Supplied material:
— Begin —
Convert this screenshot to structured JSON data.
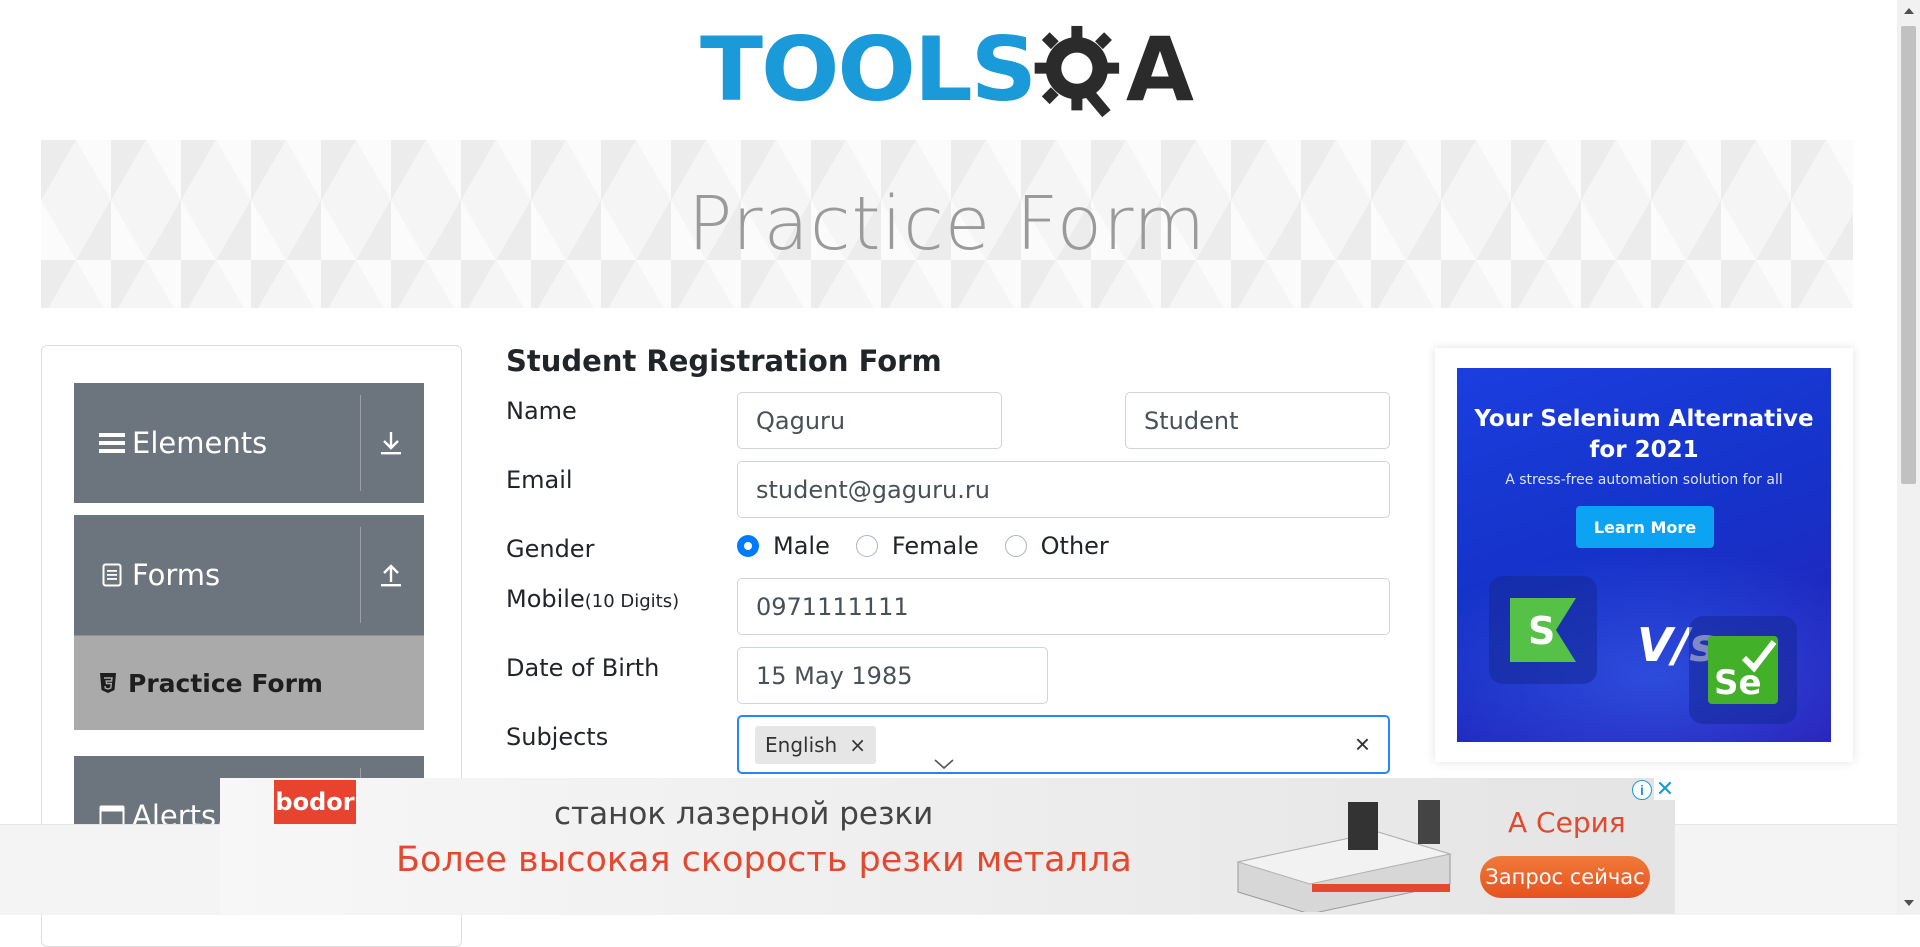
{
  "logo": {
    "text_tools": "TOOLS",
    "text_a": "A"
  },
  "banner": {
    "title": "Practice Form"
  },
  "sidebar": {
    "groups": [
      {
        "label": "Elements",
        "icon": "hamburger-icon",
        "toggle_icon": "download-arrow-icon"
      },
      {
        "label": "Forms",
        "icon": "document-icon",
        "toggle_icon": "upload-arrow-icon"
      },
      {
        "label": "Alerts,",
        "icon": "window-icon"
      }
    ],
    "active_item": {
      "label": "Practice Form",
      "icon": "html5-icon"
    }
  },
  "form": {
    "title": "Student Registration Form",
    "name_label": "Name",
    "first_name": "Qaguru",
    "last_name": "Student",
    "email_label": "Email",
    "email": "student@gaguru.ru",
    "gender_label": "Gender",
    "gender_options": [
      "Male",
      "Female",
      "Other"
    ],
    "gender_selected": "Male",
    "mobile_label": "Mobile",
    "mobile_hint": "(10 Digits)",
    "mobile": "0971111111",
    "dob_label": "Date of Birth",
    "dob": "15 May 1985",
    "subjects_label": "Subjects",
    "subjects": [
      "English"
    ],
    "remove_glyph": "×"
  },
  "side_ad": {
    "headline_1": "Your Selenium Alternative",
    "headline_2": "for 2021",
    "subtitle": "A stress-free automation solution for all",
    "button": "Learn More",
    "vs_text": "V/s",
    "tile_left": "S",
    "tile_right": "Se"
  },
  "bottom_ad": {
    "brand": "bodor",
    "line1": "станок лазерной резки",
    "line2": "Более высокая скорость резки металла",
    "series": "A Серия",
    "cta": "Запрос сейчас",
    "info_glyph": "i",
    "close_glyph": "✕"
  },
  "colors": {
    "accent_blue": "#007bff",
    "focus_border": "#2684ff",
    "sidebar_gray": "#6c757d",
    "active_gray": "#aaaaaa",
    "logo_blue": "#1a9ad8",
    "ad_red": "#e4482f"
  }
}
— End —
Written task: Repeat the material above verbatim, with no pictures in the output.

Worked answer:
Convert this screenshot to structured JSON data.
{
  "logo": {
    "text_tools": "TOOLS",
    "text_a": "A"
  },
  "banner": {
    "title": "Practice Form"
  },
  "sidebar": {
    "groups": [
      {
        "label": "Elements",
        "icon": "hamburger-icon",
        "toggle_icon": "download-arrow-icon"
      },
      {
        "label": "Forms",
        "icon": "document-icon",
        "toggle_icon": "upload-arrow-icon"
      },
      {
        "label": "Alerts,",
        "icon": "window-icon"
      }
    ],
    "active_item": {
      "label": "Practice Form",
      "icon": "html5-icon"
    }
  },
  "form": {
    "title": "Student Registration Form",
    "name_label": "Name",
    "first_name": "Qaguru",
    "last_name": "Student",
    "email_label": "Email",
    "email": "student@gaguru.ru",
    "gender_label": "Gender",
    "gender_options": [
      "Male",
      "Female",
      "Other"
    ],
    "gender_selected": "Male",
    "mobile_label": "Mobile",
    "mobile_hint": "(10 Digits)",
    "mobile": "0971111111",
    "dob_label": "Date of Birth",
    "dob": "15 May 1985",
    "subjects_label": "Subjects",
    "subjects": [
      "English"
    ],
    "remove_glyph": "×"
  },
  "side_ad": {
    "headline_1": "Your Selenium Alternative",
    "headline_2": "for 2021",
    "subtitle": "A stress-free automation solution for all",
    "button": "Learn More",
    "vs_text": "V/s",
    "tile_left": "S",
    "tile_right": "Se"
  },
  "bottom_ad": {
    "brand": "bodor",
    "line1": "станок лазерной резки",
    "line2": "Более высокая скорость резки металла",
    "series": "A Серия",
    "cta": "Запрос сейчас",
    "info_glyph": "i",
    "close_glyph": "✕"
  },
  "colors": {
    "accent_blue": "#007bff",
    "focus_border": "#2684ff",
    "sidebar_gray": "#6c757d",
    "active_gray": "#aaaaaa",
    "logo_blue": "#1a9ad8",
    "ad_red": "#e4482f"
  }
}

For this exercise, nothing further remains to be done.